→ Fragmento de lectura:
========================================================================
«…El hombre, esa cosa extraña entre todas las cosas, no es aquello que debe ser superado, sino preservado y en primer lugar contra sí mismo; que el superhombre es lo que más se parece a lo inhumano…» Pensamiento aristotélico. Seguimos precipitando el malestar en este mundo que ya es demasiado distinto de los otros mundos […]
«…El hombre, esa cosa extraña entre todas las cosas,
no es aquello que debe ser superado, sino preservado
y en primer lugar contra sí mismo;
que el superhombre es lo que más se parece a lo inhumano…»
Pensamiento aristotélico.
Seguimos precipitando el malestar en este mundo que ya es demasiado distinto de los otros mundos que conocimos. La inmediatez a la que nos someten las nuevas tecnologías de la información nos permite vivir el cambio de siglo de forma instantánea. Ya estamos -y nos sentimos de esa forma- en una nueva era donde las viejas categorías han dejado de explicarnos la realidad. Algunas veces por el abuso indiscriminado que el poder hace de los conceptos para vaciarlos y reconvertirlos en armas de desinformación masivas. Otras veces, simplemente las palabras caen en el silencio por sí mismas, desgastadas por el roce diario del vivir en lo que fluye. Vivimos en un «aquí y ahora» global que transforma la conciencia de nuestro estar en el mundo, y desde esa conciencia todo sigue cambiando.
========================================================================
→ Tareas pendientes:
a - Responda brevemente, a partir del fragmento, las siguientes preguntas:
(i) Según la cita inicial, ¿qué es lo que más se parece a lo inhumano?
(ii) ¿Qué nos permite vivir el cambio de siglo de forma instantánea?
(iii) ¿Qué ha desgastado las palabras que caen en el silencio por sí mismas?
b - Reproduzca al pie de la letra el tramo del listado que va desde su inicio hasta la línea que contiene "date-text: 3月14日(月) bbox=[42, 2, 100, 12]", ambos extremos incluidos.
El fragmento y el listado no guardan relación alguna entre sí.

→ Material de trabajo:
========================================================================
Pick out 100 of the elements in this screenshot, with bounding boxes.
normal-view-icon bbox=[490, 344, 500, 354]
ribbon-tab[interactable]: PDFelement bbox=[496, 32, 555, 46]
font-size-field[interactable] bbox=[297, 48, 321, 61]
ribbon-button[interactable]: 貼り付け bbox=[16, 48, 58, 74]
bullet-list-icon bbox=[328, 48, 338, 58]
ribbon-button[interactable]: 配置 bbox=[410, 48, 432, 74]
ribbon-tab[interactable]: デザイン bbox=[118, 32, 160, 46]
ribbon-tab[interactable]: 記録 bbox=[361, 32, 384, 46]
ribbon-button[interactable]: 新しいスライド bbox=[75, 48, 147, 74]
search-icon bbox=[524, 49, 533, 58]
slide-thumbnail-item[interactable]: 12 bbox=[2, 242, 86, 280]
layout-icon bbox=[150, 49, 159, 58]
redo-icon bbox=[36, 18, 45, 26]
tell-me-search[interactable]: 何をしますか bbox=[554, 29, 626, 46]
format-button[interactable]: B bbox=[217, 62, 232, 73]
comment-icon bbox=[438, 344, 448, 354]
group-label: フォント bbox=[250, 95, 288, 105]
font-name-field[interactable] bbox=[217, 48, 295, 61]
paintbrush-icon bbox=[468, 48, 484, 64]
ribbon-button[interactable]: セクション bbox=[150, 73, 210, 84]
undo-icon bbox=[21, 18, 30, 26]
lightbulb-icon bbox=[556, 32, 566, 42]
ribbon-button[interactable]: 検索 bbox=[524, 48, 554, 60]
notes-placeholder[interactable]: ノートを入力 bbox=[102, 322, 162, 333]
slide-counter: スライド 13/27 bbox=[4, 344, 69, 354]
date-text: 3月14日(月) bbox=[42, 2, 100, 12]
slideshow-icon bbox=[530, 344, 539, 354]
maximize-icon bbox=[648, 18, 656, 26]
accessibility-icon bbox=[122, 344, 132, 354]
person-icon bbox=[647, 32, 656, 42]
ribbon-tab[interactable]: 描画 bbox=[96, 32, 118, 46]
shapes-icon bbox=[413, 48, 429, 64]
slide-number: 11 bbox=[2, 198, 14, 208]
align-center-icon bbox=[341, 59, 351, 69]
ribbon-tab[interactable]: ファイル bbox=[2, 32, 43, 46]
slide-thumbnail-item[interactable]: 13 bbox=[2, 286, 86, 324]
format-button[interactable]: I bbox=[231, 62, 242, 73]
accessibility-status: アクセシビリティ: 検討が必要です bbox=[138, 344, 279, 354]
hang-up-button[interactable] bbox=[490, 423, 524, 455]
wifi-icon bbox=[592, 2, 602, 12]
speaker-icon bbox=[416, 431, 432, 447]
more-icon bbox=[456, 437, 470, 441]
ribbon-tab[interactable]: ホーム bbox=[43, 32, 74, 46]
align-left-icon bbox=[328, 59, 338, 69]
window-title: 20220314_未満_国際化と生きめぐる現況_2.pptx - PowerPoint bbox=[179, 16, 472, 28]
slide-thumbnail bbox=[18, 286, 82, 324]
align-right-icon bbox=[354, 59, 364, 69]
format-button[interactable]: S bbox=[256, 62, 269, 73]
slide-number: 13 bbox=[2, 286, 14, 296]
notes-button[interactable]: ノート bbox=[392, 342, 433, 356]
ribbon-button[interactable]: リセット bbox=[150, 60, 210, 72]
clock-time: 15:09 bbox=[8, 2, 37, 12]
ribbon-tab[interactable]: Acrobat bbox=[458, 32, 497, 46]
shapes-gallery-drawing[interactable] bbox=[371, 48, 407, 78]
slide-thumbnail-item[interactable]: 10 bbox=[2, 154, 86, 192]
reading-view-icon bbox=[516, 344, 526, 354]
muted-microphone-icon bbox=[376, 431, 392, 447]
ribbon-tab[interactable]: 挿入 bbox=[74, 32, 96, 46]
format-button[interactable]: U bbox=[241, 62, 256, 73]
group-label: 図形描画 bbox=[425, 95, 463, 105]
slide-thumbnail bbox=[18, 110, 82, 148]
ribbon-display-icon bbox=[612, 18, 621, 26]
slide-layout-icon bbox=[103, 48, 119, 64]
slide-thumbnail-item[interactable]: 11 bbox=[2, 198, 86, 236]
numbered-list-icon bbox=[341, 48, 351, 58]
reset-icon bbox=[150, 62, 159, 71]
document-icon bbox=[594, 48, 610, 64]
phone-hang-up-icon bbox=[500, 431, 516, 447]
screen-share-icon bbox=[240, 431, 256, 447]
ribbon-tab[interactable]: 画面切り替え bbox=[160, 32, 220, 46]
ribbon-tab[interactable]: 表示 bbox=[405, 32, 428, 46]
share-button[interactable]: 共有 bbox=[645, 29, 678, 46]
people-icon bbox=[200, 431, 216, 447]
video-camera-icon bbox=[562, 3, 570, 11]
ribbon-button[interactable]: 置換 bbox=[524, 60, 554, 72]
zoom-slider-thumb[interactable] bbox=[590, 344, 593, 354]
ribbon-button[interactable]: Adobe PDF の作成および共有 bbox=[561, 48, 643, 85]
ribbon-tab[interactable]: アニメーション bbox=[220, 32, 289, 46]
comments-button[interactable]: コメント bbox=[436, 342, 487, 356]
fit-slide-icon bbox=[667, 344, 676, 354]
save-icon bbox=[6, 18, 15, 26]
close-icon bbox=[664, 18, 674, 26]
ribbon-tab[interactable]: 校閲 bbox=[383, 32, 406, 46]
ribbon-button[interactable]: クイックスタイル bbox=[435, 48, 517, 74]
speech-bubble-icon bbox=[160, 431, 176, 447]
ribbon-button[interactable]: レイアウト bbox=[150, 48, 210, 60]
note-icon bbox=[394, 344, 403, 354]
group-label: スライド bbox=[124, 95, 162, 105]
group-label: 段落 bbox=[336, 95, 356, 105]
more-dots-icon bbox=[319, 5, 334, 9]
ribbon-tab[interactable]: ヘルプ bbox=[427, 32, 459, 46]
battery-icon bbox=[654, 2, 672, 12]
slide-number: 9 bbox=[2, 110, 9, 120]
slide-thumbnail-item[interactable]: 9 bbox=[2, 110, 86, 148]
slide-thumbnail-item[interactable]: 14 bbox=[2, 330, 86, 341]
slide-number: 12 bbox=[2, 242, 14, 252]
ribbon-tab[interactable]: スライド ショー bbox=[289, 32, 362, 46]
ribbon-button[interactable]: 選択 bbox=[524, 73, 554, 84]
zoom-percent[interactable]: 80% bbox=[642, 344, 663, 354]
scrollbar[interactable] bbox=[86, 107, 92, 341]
========================================================================
→ Respuestas escritas:
a -
(i) El superhombre.
(ii) La inmediatez a la que nos someten las nuevas tecnologías de la información.
(iii) El roce diario del vivir en lo que fluye.

b -
Pick out 100 of the elements in this screenshot, with bounding boxes.
normal-view-icon bbox=[490, 344, 500, 354]
ribbon-tab[interactable]: PDFelement bbox=[496, 32, 555, 46]
font-size-field[interactable] bbox=[297, 48, 321, 61]
ribbon-button[interactable]: 貼り付け bbox=[16, 48, 58, 74]
bullet-list-icon bbox=[328, 48, 338, 58]
ribbon-button[interactable]: 配置 bbox=[410, 48, 432, 74]
ribbon-tab[interactable]: デザイン bbox=[118, 32, 160, 46]
ribbon-tab[interactable]: 記録 bbox=[361, 32, 384, 46]
ribbon-button[interactable]: 新しいスライド bbox=[75, 48, 147, 74]
search-icon bbox=[524, 49, 533, 58]
slide-thumbnail-item[interactable]: 12 bbox=[2, 242, 86, 280]
layout-icon bbox=[150, 49, 159, 58]
redo-icon bbox=[36, 18, 45, 26]
tell-me-search[interactable]: 何をしますか bbox=[554, 29, 626, 46]
format-button[interactable]: B bbox=[217, 62, 232, 73]
comment-icon bbox=[438, 344, 448, 354]
group-label: フォント bbox=[250, 95, 288, 105]
font-name-field[interactable] bbox=[217, 48, 295, 61]
paintbrush-icon bbox=[468, 48, 484, 64]
ribbon-button[interactable]: セクション bbox=[150, 73, 210, 84]
undo-icon bbox=[21, 18, 30, 26]
lightbulb-icon bbox=[556, 32, 566, 42]
ribbon-button[interactable]: 検索 bbox=[524, 48, 554, 60]
notes-placeholder[interactable]: ノートを入力 bbox=[102, 322, 162, 333]
slide-counter: スライド 13/27 bbox=[4, 344, 69, 354]
date-text: 3月14日(月) bbox=[42, 2, 100, 12]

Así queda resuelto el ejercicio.